PROBLEM:
Copy out every line of the data exactly.

[Extracts from a graphics dataset]
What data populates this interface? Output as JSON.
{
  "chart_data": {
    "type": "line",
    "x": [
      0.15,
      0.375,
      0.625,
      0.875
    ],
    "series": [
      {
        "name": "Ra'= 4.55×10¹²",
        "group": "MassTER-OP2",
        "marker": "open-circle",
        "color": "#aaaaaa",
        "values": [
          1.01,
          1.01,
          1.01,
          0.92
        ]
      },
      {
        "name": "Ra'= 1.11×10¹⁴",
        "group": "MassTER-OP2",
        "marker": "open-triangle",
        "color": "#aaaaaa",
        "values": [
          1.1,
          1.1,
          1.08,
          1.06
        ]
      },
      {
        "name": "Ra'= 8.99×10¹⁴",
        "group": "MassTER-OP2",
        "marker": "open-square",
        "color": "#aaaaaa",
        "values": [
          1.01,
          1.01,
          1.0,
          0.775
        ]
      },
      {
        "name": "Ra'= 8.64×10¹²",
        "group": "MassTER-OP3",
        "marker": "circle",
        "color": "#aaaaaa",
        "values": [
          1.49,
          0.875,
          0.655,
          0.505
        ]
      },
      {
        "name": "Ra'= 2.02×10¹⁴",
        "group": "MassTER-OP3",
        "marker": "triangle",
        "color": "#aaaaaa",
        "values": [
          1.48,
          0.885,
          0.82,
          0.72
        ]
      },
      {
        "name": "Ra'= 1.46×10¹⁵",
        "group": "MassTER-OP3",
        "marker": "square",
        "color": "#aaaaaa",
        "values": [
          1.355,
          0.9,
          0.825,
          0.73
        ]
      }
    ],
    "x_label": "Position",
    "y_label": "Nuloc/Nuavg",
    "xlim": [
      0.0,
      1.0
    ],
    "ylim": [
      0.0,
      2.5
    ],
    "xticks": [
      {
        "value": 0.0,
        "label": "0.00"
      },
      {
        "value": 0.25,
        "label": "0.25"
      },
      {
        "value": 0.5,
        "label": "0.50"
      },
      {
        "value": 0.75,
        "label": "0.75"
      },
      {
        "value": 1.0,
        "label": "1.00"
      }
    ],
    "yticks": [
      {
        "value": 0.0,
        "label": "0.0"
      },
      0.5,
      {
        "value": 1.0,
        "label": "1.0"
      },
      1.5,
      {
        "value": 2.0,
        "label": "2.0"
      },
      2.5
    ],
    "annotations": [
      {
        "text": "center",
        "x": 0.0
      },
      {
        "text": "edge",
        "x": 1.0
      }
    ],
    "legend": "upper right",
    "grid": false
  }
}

WRITTEN RESPONSE:
What data populates this interface? Output as JSON.
{
  "chart_data": {
    "type": "line",
    "x": [
      0.15,
      0.375,
      0.625,
      0.875
    ],
    "series": [
      {
        "name": "Ra'= 4.55×10¹²",
        "group": "MassTER-OP2",
        "marker": "open-circle",
        "color": "#aaaaaa",
        "values": [
          1.01,
          1.01,
          1.01,
          0.92
        ]
      },
      {
        "name": "Ra'= 1.11×10¹⁴",
        "group": "MassTER-OP2",
        "marker": "open-triangle",
        "color": "#aaaaaa",
        "values": [
          1.1,
          1.1,
          1.08,
          1.06
        ]
      },
      {
        "name": "Ra'= 8.99×10¹⁴",
        "group": "MassTER-OP2",
        "marker": "open-square",
        "color": "#aaaaaa",
        "values": [
          1.01,
          1.01,
          1.0,
          0.775
        ]
      },
      {
        "name": "Ra'= 8.64×10¹²",
        "group": "MassTER-OP3",
        "marker": "circle",
        "color": "#aaaaaa",
        "values": [
          1.49,
          0.875,
          0.655,
          0.505
        ]
      },
      {
        "name": "Ra'= 2.02×10¹⁴",
        "group": "MassTER-OP3",
        "marker": "triangle",
        "color": "#aaaaaa",
        "values": [
          1.48,
          0.885,
          0.82,
          0.72
        ]
      },
      {
        "name": "Ra'= 1.46×10¹⁵",
        "group": "MassTER-OP3",
        "marker": "square",
        "color": "#aaaaaa",
        "values": [
          1.355,
          0.9,
          0.825,
          0.73
        ]
      }
    ],
    "x_label": "Position",
    "y_label": "Nuloc/Nuavg",
    "xlim": [
      0.0,
      1.0
    ],
    "ylim": [
      0.0,
      2.5
    ],
    "xticks": [
      {
        "value": 0.0,
        "label": "0.00"
      },
      {
        "value": 0.25,
        "label": "0.25"
      },
      {
        "value": 0.5,
        "label": "0.50"
      },
      {
        "value": 0.75,
        "label": "0.75"
      },
      {
        "value": 1.0,
        "label": "1.00"
      }
    ],
    "yticks": [
      {
        "value": 0.0,
        "label": "0.0"
      },
      0.5,
      {
        "value": 1.0,
        "label": "1.0"
      },
      1.5,
      {
        "value": 2.0,
        "label": "2.0"
      },
      2.5
    ],
    "annotations": [
      {
        "text": "center",
        "x": 0.0
      },
      {
        "text": "edge",
        "x": 1.0
      }
    ],
    "legend": "upper right",
    "grid": false
  }
}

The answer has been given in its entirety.